For the data below, report the number of lines that contain the string "xlabel" and nothing else.

== SOURCE MATERIAL

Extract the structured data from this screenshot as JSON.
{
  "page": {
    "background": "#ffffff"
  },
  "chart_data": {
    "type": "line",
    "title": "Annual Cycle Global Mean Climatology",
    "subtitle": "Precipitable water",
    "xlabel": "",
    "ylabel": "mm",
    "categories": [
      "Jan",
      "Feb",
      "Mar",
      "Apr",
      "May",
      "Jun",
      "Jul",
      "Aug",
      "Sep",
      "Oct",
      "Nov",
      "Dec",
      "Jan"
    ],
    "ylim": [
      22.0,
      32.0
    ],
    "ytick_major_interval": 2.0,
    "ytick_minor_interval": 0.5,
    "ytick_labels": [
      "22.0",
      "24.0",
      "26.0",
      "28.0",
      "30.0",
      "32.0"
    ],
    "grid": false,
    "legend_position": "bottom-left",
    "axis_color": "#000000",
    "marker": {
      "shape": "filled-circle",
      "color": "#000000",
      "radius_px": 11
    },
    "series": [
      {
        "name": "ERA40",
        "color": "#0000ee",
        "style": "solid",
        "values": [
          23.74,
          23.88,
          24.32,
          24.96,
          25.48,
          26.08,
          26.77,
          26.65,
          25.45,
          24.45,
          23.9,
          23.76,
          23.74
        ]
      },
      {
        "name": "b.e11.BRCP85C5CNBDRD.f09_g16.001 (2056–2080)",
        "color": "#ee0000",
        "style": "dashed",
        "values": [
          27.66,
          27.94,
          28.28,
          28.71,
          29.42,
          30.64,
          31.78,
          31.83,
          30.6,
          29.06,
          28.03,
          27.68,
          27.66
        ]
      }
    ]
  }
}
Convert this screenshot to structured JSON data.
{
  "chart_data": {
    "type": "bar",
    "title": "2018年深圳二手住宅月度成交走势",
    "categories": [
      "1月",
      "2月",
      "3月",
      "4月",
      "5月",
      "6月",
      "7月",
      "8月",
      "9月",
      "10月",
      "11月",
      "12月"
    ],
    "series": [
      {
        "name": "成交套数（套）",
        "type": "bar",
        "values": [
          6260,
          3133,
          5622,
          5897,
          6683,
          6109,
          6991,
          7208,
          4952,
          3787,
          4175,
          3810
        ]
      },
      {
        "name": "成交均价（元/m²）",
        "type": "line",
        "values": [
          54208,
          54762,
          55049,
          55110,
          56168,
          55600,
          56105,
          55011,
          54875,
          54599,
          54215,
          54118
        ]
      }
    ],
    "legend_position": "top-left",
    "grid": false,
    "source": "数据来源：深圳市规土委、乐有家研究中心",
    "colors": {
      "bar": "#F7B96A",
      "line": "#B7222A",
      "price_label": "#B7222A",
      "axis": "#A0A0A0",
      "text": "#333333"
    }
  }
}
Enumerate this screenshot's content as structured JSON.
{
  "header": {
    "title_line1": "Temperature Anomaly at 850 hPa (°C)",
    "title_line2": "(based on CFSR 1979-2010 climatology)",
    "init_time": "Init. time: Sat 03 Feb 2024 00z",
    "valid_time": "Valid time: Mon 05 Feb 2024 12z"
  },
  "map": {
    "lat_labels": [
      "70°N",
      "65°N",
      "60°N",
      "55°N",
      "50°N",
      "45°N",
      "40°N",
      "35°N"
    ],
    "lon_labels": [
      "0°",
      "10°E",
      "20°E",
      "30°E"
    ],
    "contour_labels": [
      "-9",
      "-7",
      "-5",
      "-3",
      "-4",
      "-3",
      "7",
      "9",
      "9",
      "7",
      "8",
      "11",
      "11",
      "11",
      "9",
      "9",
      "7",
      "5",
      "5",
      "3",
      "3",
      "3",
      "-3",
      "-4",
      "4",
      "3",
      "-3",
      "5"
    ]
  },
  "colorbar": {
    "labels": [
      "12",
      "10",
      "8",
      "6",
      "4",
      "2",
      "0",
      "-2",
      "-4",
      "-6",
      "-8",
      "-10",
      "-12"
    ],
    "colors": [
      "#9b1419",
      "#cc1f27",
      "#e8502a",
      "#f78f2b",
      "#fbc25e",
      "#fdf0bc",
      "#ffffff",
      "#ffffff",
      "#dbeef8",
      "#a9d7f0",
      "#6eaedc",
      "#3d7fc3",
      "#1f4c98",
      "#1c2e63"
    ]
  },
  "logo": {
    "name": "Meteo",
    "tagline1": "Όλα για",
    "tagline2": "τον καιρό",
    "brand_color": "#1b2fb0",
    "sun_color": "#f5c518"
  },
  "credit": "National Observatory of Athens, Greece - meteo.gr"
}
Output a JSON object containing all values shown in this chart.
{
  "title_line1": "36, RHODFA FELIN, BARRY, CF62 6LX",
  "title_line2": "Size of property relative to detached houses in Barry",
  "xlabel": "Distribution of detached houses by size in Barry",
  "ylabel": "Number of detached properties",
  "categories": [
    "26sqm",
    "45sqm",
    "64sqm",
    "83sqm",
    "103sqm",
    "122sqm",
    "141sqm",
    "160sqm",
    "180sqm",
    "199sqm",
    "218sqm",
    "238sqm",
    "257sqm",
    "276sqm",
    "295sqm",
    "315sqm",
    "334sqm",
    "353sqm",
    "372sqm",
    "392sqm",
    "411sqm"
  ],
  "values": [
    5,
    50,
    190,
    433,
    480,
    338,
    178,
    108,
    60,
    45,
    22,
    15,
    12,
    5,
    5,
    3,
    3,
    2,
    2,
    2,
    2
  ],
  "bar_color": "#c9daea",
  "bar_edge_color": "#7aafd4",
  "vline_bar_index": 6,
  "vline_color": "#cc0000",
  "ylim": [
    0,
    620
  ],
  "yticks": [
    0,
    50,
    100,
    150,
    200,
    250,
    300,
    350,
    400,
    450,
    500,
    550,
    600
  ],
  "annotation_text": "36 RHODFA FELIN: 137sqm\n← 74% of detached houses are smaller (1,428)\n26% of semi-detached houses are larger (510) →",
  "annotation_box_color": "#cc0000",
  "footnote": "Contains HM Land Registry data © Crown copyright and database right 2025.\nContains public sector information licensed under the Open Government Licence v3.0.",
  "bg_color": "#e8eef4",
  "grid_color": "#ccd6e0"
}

====

## SOLVED PROBLEM
2